| INPUT MATERIAL |
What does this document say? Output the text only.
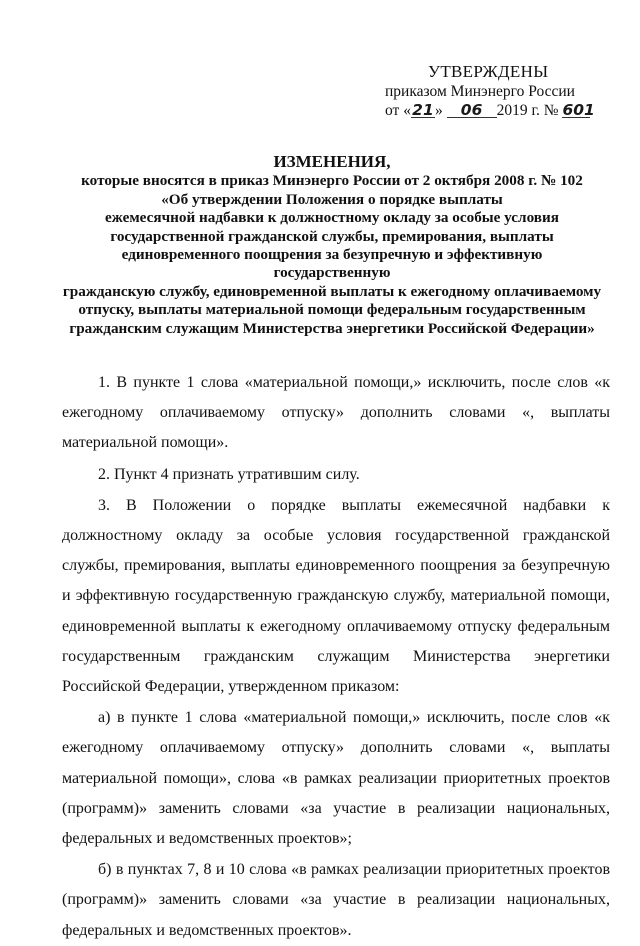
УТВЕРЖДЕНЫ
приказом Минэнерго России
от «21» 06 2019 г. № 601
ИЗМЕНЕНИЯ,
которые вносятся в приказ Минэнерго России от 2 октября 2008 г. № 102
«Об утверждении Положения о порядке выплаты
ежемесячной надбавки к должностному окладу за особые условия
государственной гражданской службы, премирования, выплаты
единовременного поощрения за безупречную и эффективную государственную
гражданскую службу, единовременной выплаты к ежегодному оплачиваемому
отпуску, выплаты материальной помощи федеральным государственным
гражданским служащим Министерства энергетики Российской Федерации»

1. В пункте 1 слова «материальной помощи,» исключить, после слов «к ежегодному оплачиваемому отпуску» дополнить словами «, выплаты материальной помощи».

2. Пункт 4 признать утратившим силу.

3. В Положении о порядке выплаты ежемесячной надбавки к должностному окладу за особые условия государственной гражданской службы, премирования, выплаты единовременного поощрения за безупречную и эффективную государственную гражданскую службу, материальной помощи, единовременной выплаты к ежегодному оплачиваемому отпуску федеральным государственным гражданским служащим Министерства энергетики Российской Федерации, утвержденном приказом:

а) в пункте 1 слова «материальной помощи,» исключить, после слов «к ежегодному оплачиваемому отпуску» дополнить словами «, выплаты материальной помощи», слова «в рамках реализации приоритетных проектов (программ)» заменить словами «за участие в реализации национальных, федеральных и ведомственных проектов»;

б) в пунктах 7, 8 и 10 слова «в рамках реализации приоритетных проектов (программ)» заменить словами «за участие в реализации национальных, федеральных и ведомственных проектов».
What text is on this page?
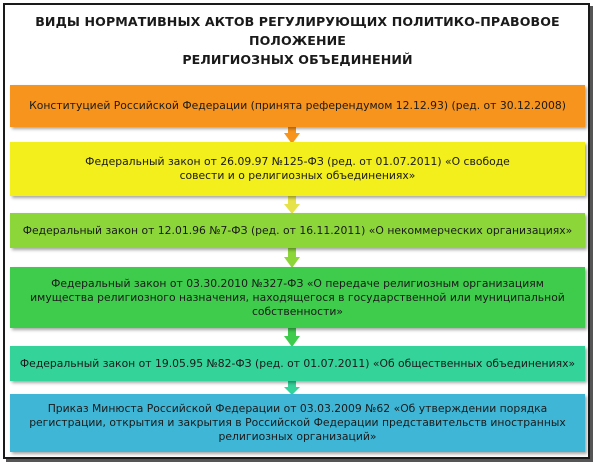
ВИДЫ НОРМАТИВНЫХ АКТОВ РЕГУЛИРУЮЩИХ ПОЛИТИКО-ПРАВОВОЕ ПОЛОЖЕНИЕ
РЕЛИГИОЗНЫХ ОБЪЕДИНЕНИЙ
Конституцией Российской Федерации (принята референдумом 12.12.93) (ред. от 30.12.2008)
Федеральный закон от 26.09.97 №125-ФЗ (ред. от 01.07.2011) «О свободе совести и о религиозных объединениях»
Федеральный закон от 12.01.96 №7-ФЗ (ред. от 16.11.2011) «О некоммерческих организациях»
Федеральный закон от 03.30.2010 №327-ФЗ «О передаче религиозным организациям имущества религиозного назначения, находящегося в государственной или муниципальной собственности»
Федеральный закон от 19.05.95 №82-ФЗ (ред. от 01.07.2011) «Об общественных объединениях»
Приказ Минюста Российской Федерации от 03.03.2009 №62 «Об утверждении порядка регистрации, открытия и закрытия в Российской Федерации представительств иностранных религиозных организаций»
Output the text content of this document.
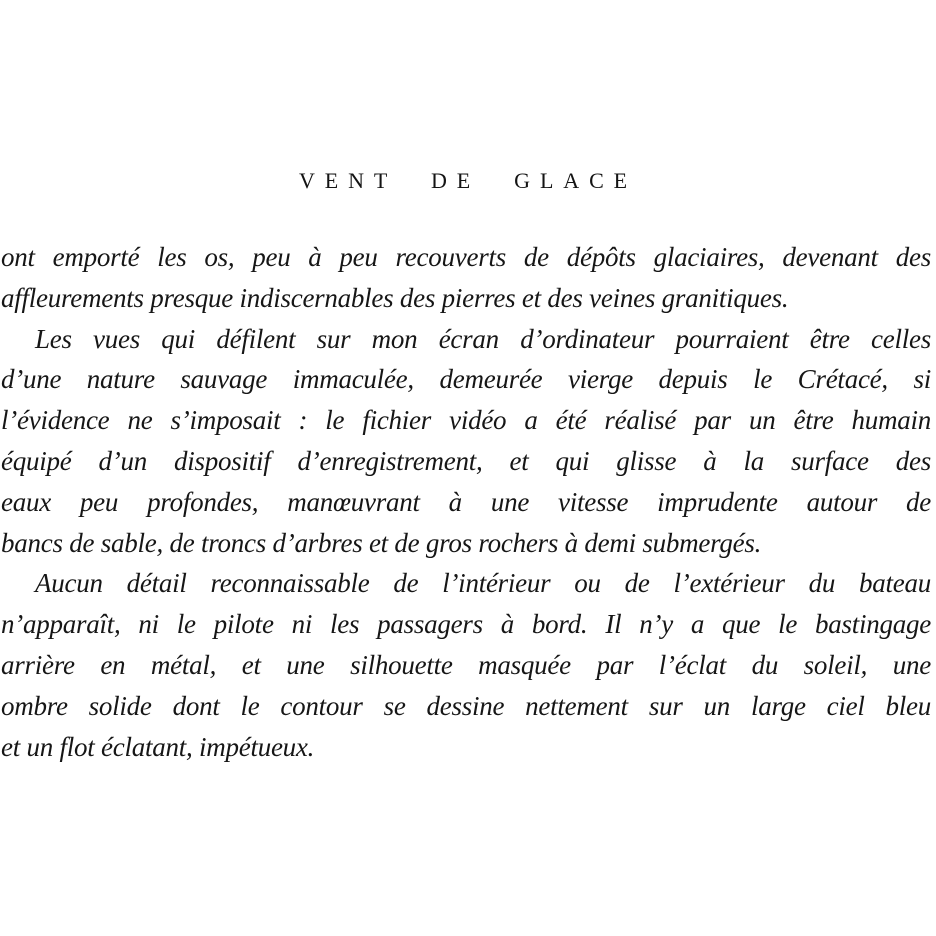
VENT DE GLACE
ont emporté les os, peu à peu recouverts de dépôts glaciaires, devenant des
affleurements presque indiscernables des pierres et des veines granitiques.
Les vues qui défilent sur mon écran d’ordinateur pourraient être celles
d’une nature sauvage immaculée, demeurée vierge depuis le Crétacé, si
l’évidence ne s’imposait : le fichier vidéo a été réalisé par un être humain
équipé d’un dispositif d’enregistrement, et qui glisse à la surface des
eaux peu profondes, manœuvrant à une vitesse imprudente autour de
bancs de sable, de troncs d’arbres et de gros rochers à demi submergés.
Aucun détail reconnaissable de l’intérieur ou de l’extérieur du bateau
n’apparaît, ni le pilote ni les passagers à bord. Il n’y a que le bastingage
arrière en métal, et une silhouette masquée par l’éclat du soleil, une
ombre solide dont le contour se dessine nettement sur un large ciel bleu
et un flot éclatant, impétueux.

--

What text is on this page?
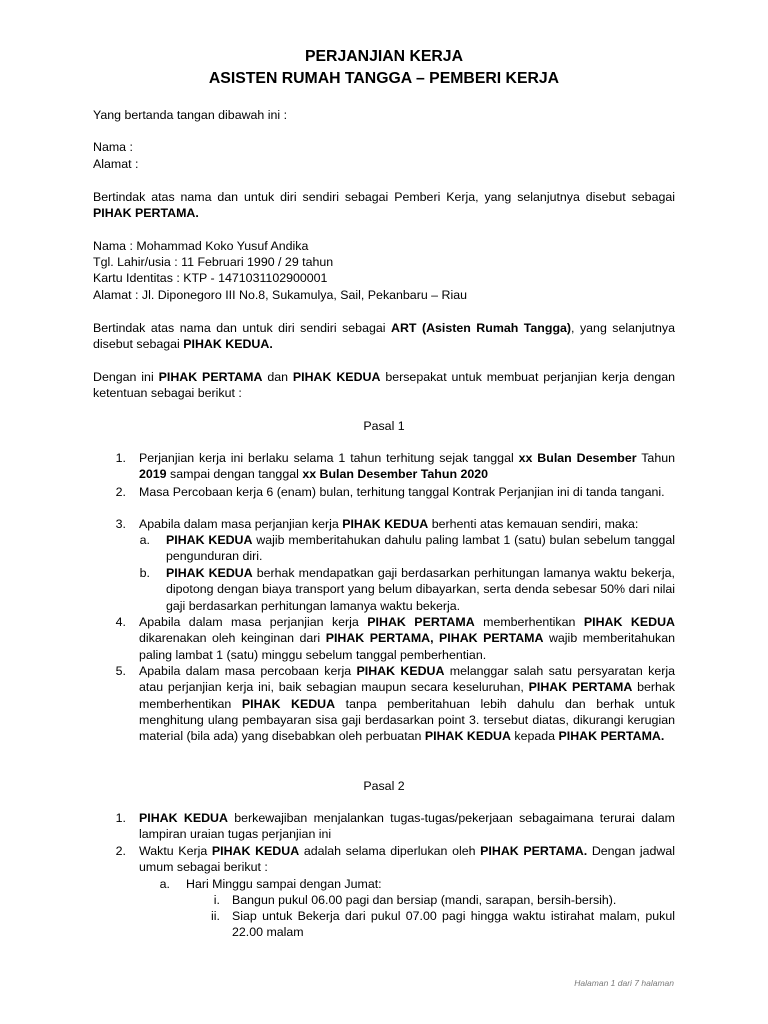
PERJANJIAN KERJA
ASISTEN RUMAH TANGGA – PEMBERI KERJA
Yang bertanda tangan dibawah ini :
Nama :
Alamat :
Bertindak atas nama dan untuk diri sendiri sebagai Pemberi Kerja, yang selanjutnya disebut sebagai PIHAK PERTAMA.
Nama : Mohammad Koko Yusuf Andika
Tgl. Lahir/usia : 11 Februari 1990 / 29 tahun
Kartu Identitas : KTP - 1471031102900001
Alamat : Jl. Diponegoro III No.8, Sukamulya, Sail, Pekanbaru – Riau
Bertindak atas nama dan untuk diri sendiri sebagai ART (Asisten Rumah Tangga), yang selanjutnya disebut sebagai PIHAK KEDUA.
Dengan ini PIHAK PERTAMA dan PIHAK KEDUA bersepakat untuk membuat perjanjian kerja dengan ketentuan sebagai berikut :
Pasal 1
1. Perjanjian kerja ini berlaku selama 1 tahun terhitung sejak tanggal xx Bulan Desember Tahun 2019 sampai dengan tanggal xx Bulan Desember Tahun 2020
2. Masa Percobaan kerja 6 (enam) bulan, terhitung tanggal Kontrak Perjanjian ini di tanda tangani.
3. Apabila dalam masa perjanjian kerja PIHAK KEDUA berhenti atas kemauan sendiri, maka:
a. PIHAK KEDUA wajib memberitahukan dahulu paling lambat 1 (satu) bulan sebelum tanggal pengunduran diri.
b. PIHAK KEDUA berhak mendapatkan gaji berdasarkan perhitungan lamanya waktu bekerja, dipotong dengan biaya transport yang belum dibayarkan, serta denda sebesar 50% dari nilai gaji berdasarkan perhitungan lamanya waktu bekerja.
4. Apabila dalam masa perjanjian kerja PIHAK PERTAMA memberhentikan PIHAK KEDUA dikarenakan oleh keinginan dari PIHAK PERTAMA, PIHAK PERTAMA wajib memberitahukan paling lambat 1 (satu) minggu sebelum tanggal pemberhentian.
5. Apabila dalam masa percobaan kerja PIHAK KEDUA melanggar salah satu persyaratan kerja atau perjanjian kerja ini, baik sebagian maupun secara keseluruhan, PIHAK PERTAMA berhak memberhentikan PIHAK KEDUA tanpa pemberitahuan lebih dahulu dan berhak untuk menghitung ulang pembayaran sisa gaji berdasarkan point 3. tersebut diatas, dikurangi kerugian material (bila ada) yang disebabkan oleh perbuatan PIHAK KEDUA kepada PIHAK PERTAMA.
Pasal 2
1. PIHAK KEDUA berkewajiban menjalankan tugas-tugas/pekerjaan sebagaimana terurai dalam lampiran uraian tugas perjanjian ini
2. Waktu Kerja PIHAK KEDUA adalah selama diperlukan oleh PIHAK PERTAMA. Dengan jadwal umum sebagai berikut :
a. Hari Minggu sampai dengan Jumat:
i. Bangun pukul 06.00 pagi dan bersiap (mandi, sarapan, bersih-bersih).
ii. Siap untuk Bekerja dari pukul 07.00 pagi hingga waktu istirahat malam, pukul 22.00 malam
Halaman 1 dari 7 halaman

---

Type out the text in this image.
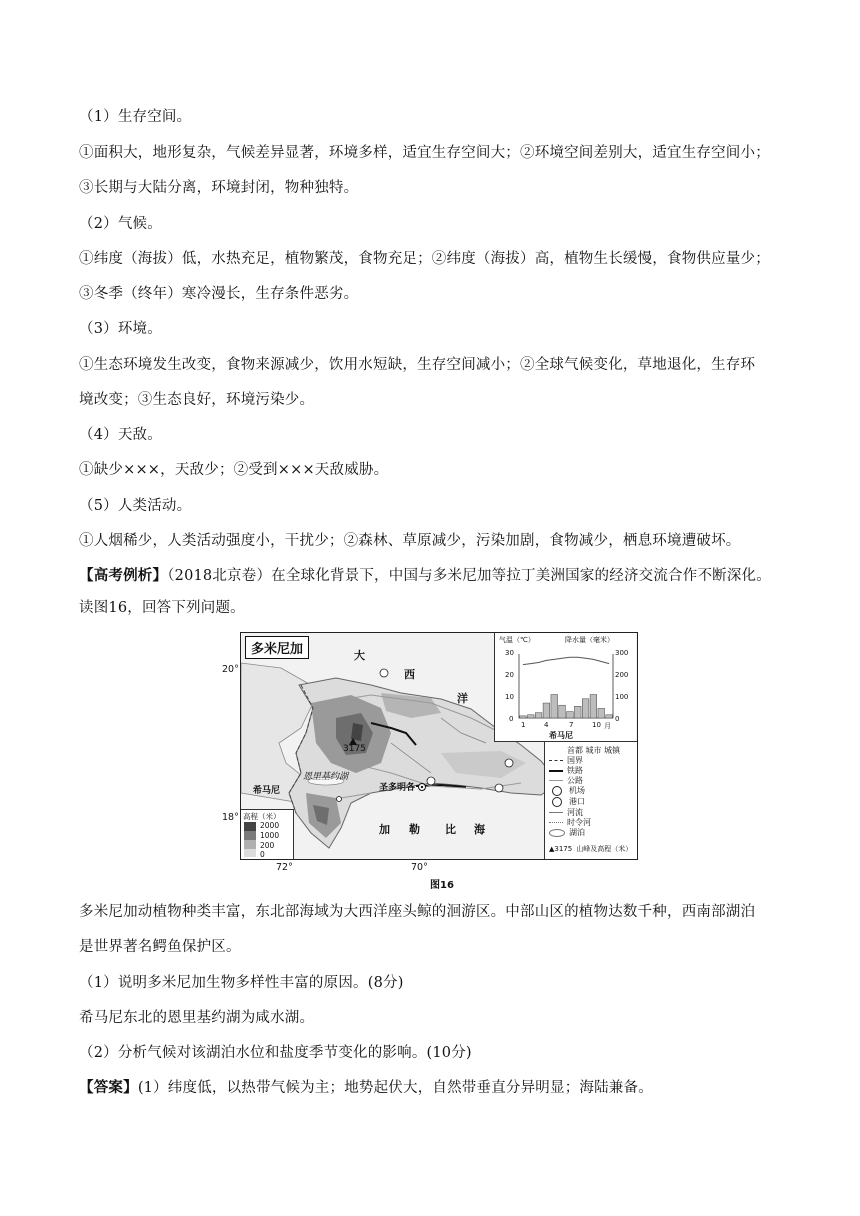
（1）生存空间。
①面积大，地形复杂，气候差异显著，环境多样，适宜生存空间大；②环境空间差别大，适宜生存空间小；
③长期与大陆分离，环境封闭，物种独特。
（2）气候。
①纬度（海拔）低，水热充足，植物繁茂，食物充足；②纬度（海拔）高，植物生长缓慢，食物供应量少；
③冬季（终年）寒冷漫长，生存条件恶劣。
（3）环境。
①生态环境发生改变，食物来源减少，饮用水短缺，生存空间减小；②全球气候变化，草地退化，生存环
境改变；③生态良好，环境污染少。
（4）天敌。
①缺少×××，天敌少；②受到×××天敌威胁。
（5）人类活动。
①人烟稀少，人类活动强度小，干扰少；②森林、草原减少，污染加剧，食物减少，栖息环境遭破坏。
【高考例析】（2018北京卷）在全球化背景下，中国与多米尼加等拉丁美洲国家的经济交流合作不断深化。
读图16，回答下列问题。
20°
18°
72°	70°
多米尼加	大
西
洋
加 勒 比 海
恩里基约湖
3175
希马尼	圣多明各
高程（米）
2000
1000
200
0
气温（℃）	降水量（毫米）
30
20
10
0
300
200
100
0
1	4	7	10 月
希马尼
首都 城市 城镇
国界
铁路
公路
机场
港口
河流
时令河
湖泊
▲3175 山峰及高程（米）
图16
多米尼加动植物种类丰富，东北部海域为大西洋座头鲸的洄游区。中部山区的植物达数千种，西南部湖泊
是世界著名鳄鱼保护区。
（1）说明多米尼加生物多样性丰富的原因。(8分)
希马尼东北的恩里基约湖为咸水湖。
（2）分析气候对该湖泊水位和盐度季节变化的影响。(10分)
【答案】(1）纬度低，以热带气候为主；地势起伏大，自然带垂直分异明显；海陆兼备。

| EXERCISE BRIEF |
Return each line where "особые" shows up.

| RESPONSE |
ежемесячной надбавки к должностному окладу за особые условия
3. В Положении о порядке выплаты ежемесячной надбавки к должностному окладу за особые условия государственной гражданской службы, премирования, выплаты единовременного поощрения за безупречную и эффективную государственную гражданскую службу, материальной помощи, единовременной выплаты к ежегодному оплачиваемому отпуску федеральным государственным гражданским служащим Министерства энергетики Российской Федерации, утвержденном приказом:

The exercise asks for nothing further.